Supplied text:
»»

# Extract Signs from ORACC JSON: Basic Parser
The code in this notebook will parse [ORACC](http://oracc.org) `JSON` files to extract signbs from the texts of one or more projects. 

In [1]:
import pandas as pd
import zipfile
import json
import tqdm
import requests
import errno
import os
import pickle

## 0 Create Directories, if Necessary
The two directories needed for this script are `jsonzip` and `output`. If they do not exist they are created, else: do nothing.

For the code, see [Stack Overflow](http://stackoverflow.com/questions/18973418/os-mkdirpath-returns-oserror-when-directory-does-not-exist).

In [2]:
directories = ['jsonzip', 'output']
for d in directories:
    try:
        os.mkdir(d)
    except OSError as exc:
        if exc.errno !=errno.EEXIST:
            raise
        pass

## 1.1 Input Project Names
Provide a list of one or more project names, separated by commas. Note that subprojects must be listed separately, they are not included in the main project. For instance:

`saao/saa01,saao/saa02,blms`

In [3]:
projects = input('Project(s): ').lower()

Project(s): epsd2/admin/u3adm


## 1.2 Split the List of Projects
Split the list of projects and create a list of project names.

In [4]:
p = projects.split(',')               # split at each comma and make a list called `p`
p = [x.strip() for x in p]        # strip spaces left and right of each entry in `p`

## 1.3 Download the ZIP files
For each project in the list download all the `json` files from `http://build-oracc.museum.upenn.edu/json/`. The file is called `PROJECT.zip` (for instance: `dcclt.zip`). For subprojects the file is called `PROJECT-SUBPROJECT.zip` (for instance `cams-gkab.zip`). 

For larger projects (such as [DCCLT](http://oracc.org/dcclt)) the `zip` file may be 25Mb or more. Downloading may take some time and it may be necessary to chunk the downloading process. The `iter_content()` function in the `requests` library takes care of that.

««

Problems to solve:
1. Answer these questions from the ORACC sign-extraction notebook:
(a) Which two directories does the script need?
(b) What is the downloaded zip file called for a subproject?
(c) Which function from the `requests` library handles chunked downloading?
2. Continue the ORACC sign-extraction notebook from the point where it stops.
The material after this point is separate from the ORACC sign-extraction notebook.

Material:
»»

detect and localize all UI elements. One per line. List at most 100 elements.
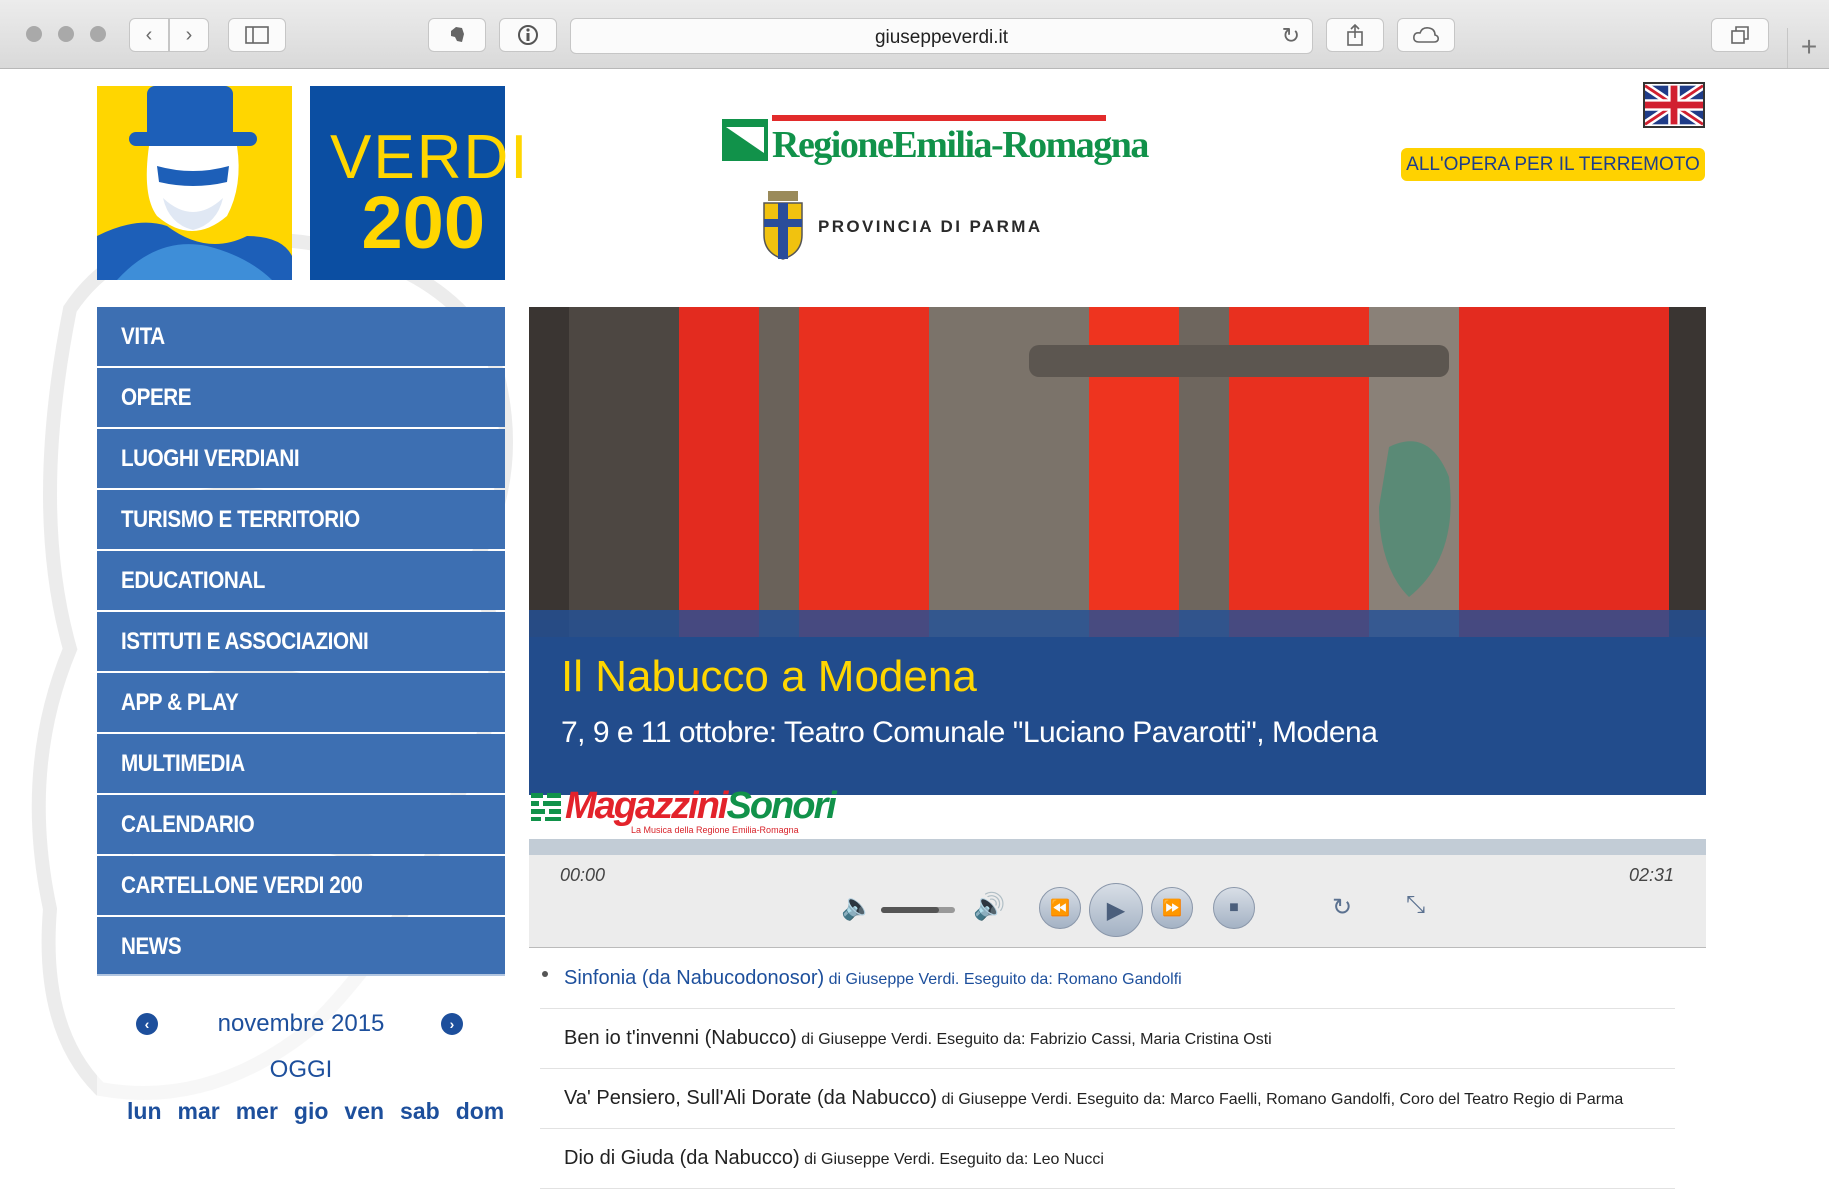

««

Answers per task:
1.
(a) `jsonzip` and `output`
(b) `PROJECT-SUBPROJECT.zip` (for instance `cams-gkab.zip`)
(c) `iter_content()`

2.
If you have downloaded the files by hand (and put them in the `jsonzip` directory) you may skip this cell and jump directly to section [2.1 The Parsejson() function](#head21).

In [None]:
CHUNK = 16 * 1024
for project in tqdm.tqdm(p):
    project = project.replace('/', '-')
    url = "http://build-oracc.museum.upenn.edu/json/" + project + ".zip"
    file = 'jsonzip/' + project + '.zip'
    r = requests.get(url)
    if r.status_code == 200:
        print("Downloading " + url + " saving as " + file)
        with open(file, 'wb') as f:
            for c in r.iter_content(chunk_size=CHUNK):
                f.write(c)
    else:
        print(url + " does not exist.")

## <a name="head21"></a>2.1 The `parsejson()` function
The `parsejson()` function will "dig into" the `json` file (transformed into a dictionary) until it finds the relevant data. The `json` file consists of a hierarchy of `cdl` nodes; only the lowest nodes contain lemmatization data. The function goes down this hierarchy by calling itself when another `cdl` node is encountered. For nore information about the data hierarchy in the [ORACC](http://oracc.org) `json` files, see [ORACC Open Data](http://oracc.museum.upenn.edu/doc/opendata/index.html).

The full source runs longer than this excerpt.